Write out everything from the line with "Segment this screenshot: for" down to the line with "- value-label: 7%: [450, 171, 525, 229]" again, replacing "slice-label" with "category-label" and keeping all else the same.

Stored data:
[Start]

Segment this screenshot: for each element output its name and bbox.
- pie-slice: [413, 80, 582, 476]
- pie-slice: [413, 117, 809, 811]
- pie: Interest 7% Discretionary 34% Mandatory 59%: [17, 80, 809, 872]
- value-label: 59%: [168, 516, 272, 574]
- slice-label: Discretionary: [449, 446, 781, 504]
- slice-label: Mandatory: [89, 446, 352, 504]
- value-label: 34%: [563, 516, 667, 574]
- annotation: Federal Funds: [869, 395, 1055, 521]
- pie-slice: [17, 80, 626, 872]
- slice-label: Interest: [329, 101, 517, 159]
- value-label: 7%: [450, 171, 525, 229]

[End]
[Start]

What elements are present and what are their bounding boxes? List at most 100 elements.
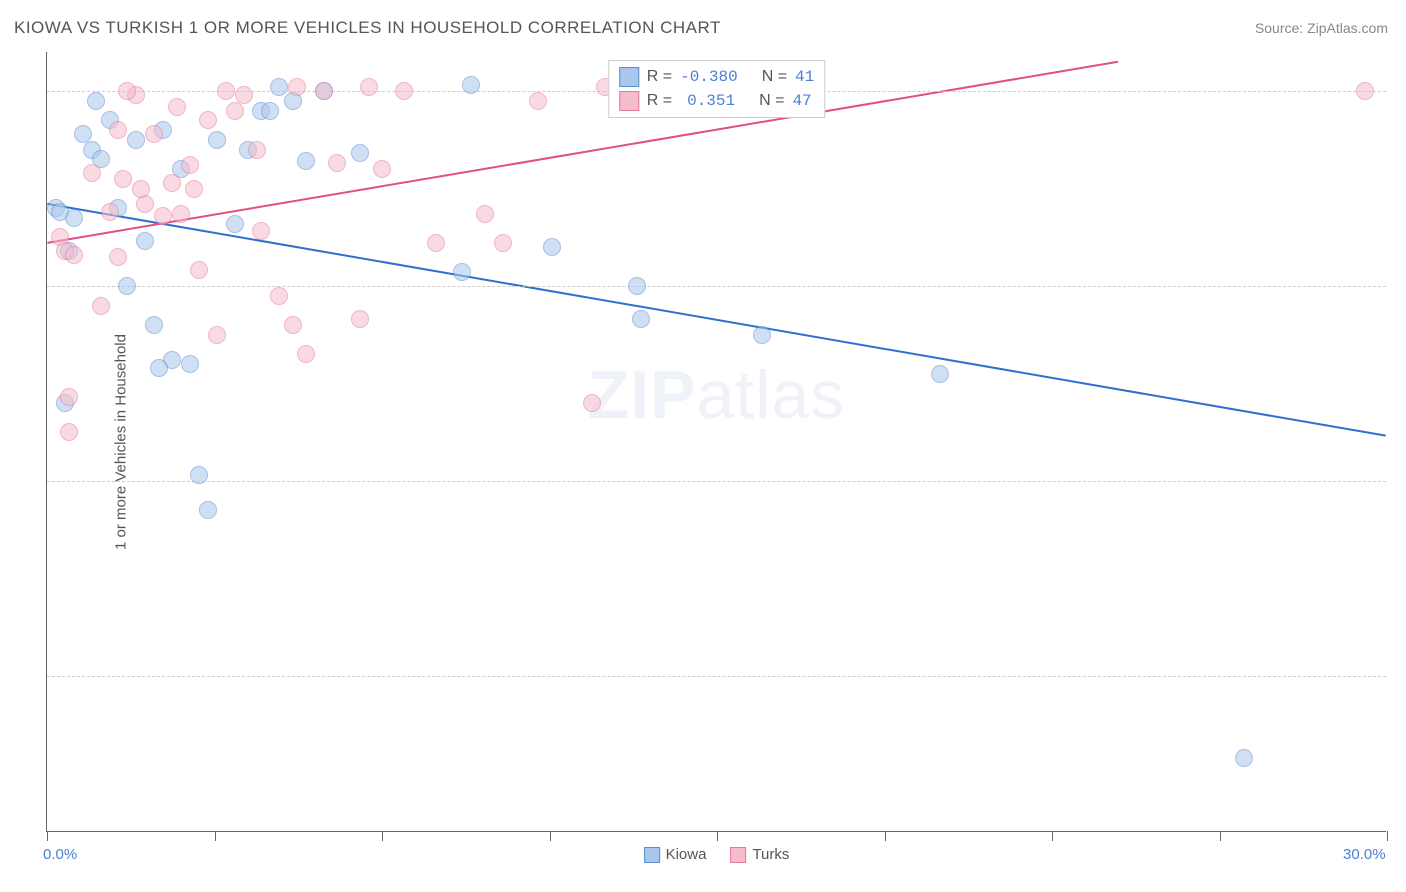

[End]

Written response:
Segment this screenshot: for each element output its name and bbox.
- pie-slice: [413, 80, 582, 476]
- pie-slice: [413, 117, 809, 811]
- pie: Interest 7% Discretionary 34% Mandatory 59%: [17, 80, 809, 872]
- value-label: 59%: [168, 516, 272, 574]
- category-label: Discretionary: [449, 446, 781, 504]
- category-label: Mandatory: [89, 446, 352, 504]
- value-label: 34%: [563, 516, 667, 574]
- annotation: Federal Funds: [869, 395, 1055, 521]
- pie-slice: [17, 80, 626, 872]
- category-label: Interest: [329, 101, 517, 159]
- value-label: 7%: [450, 171, 525, 229]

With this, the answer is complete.